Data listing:
+--

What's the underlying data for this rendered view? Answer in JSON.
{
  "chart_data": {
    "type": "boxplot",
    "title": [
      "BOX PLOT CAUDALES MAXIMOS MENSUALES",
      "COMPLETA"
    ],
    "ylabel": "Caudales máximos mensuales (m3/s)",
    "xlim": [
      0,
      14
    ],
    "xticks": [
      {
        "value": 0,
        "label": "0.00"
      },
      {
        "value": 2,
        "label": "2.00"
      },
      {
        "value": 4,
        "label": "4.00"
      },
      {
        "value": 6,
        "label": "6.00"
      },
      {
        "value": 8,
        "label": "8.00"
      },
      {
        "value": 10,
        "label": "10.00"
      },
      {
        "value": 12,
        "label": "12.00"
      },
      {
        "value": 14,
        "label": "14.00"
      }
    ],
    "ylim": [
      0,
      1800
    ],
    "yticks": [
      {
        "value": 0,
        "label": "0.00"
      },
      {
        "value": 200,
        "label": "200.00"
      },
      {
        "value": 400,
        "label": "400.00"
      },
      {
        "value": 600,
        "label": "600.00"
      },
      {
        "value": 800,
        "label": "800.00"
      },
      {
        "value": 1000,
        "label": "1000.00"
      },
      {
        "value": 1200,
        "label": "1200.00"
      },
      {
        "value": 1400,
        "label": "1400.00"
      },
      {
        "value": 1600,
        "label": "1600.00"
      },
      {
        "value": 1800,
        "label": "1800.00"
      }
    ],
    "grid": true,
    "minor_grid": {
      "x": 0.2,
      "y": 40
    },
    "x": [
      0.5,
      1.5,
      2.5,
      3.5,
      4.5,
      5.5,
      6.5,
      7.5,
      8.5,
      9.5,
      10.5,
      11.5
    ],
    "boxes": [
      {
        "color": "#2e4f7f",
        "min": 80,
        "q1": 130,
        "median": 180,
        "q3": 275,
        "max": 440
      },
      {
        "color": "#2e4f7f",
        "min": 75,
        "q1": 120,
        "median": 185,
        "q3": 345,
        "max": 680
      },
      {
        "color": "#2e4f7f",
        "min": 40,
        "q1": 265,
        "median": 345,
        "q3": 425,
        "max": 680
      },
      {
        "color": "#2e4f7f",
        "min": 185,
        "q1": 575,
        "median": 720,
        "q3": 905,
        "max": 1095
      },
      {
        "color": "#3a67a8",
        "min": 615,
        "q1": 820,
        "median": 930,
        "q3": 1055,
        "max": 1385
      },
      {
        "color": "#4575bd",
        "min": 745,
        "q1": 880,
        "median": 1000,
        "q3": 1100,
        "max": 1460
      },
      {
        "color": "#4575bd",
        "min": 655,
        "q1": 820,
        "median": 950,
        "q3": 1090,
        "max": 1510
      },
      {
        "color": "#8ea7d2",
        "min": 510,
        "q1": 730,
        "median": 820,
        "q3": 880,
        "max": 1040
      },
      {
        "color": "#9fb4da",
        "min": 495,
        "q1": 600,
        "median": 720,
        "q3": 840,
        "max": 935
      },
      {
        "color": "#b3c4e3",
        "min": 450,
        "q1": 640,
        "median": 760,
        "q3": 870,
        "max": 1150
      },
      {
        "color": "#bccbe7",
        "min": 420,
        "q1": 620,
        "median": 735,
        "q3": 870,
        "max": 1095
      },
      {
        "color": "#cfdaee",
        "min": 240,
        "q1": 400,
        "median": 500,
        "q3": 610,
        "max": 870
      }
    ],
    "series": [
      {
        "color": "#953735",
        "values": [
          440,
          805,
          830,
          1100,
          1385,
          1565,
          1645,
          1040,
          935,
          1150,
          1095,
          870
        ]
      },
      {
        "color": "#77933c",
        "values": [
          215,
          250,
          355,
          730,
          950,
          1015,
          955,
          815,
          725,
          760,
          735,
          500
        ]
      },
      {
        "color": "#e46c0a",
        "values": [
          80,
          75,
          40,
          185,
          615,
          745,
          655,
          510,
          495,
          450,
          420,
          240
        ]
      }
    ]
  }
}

+--

Instruction
Search the data for the word "median" and copy each line where it appears.

Expected answer
        "median": 180,
        "median": 185,
        "median": 345,
        "median": 720,
        "median": 930,
        "median": 1000,
        "median": 950,
        "median": 820,
        "median": 720,
        "median": 760,
        "median": 735,
        "median": 500,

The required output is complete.